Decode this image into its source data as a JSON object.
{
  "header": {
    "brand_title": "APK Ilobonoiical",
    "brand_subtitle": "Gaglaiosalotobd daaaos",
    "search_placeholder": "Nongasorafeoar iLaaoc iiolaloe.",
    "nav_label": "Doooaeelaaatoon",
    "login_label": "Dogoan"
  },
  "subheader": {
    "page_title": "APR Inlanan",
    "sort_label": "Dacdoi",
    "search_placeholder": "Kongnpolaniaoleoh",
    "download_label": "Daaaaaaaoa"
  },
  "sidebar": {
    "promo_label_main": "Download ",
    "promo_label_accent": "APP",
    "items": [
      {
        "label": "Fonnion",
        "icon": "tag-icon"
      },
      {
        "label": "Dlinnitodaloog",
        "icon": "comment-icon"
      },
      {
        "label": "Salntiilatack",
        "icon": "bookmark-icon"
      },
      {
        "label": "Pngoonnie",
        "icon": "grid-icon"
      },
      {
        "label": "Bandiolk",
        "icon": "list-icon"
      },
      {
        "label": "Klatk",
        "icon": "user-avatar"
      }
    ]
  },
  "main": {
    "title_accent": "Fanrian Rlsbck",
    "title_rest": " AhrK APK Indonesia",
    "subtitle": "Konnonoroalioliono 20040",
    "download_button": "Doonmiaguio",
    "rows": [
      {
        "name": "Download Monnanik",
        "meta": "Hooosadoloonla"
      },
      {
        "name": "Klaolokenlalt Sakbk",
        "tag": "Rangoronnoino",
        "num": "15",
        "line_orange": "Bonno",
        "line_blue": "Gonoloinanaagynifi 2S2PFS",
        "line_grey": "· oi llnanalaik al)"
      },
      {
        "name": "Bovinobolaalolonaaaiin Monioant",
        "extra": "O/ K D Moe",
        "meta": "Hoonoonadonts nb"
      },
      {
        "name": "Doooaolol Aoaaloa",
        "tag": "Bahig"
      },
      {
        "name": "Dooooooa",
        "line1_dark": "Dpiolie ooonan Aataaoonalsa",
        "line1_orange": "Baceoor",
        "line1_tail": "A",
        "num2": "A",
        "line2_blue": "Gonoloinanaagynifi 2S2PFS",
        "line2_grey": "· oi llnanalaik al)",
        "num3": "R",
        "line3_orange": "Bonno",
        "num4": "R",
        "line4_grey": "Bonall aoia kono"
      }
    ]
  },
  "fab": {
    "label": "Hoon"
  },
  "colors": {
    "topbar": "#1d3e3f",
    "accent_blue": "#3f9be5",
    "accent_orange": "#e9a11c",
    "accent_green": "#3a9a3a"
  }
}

════════════════

§ EXERCISE DETAILS
Send back each record exactly as it stands.

§ CORRECT RESPONSE
Decode this image into its source data as a JSON object.
{
  "header": {
    "brand_title": "APK Ilobonoiical",
    "brand_subtitle": "Gaglaiosalotobd daaaos",
    "search_placeholder": "Nongasorafeoar iLaaoc iiolaloe.",
    "nav_label": "Doooaeelaaatoon",
    "login_label": "Dogoan"
  },
  "subheader": {
    "page_title": "APR Inlanan",
    "sort_label": "Dacdoi",
    "search_placeholder": "Kongnpolaniaoleoh",
    "download_label": "Daaaaaaaoa"
  },
  "sidebar": {
    "promo_label_main": "Download ",
    "promo_label_accent": "APP",
    "items": [
      {
        "label": "Fonnion",
        "icon": "tag-icon"
      },
      {
        "label": "Dlinnitodaloog",
        "icon": "comment-icon"
      },
      {
        "label": "Salntiilatack",
        "icon": "bookmark-icon"
      },
      {
        "label": "Pngoonnie",
        "icon": "grid-icon"
      },
      {
        "label": "Bandiolk",
        "icon": "list-icon"
      },
      {
        "label": "Klatk",
        "icon": "user-avatar"
      }
    ]
  },
  "main": {
    "title_accent": "Fanrian Rlsbck",
    "title_rest": " AhrK APK Indonesia",
    "subtitle": "Konnonoroalioliono 20040",
    "download_button": "Doonmiaguio",
    "rows": [
      {
        "name": "Download Monnanik",
        "meta": "Hooosadoloonla"
      },
      {
        "name": "Klaolokenlalt Sakbk",
        "tag": "Rangoronnoino",
        "num": "15",
        "line_orange": "Bonno",
        "line_blue": "Gonoloinanaagynifi 2S2PFS",
        "line_grey": "· oi llnanalaik al)"
      },
      {
        "name": "Bovinobolaalolonaaaiin Monioant",
        "extra": "O/ K D Moe",
        "meta": "Hoonoonadonts nb"
      },
      {
        "name": "Doooaolol Aoaaloa",
        "tag": "Bahig"
      },
      {
        "name": "Dooooooa",
        "line1_dark": "Dpiolie ooonan Aataaoonalsa",
        "line1_orange": "Baceoor",
        "line1_tail": "A",
        "num2": "A",
        "line2_blue": "Gonoloinanaagynifi 2S2PFS",
        "line2_grey": "· oi llnanalaik al)",
        "num3": "R",
        "line3_orange": "Bonno",
        "num4": "R",
        "line4_grey": "Bonall aoia kono"
      }
    ]
  },
  "fab": {
    "label": "Hoon"
  },
  "colors": {
    "topbar": "#1d3e3f",
    "accent_blue": "#3f9be5",
    "accent_orange": "#e9a11c",
    "accent_green": "#3a9a3a"
  }
}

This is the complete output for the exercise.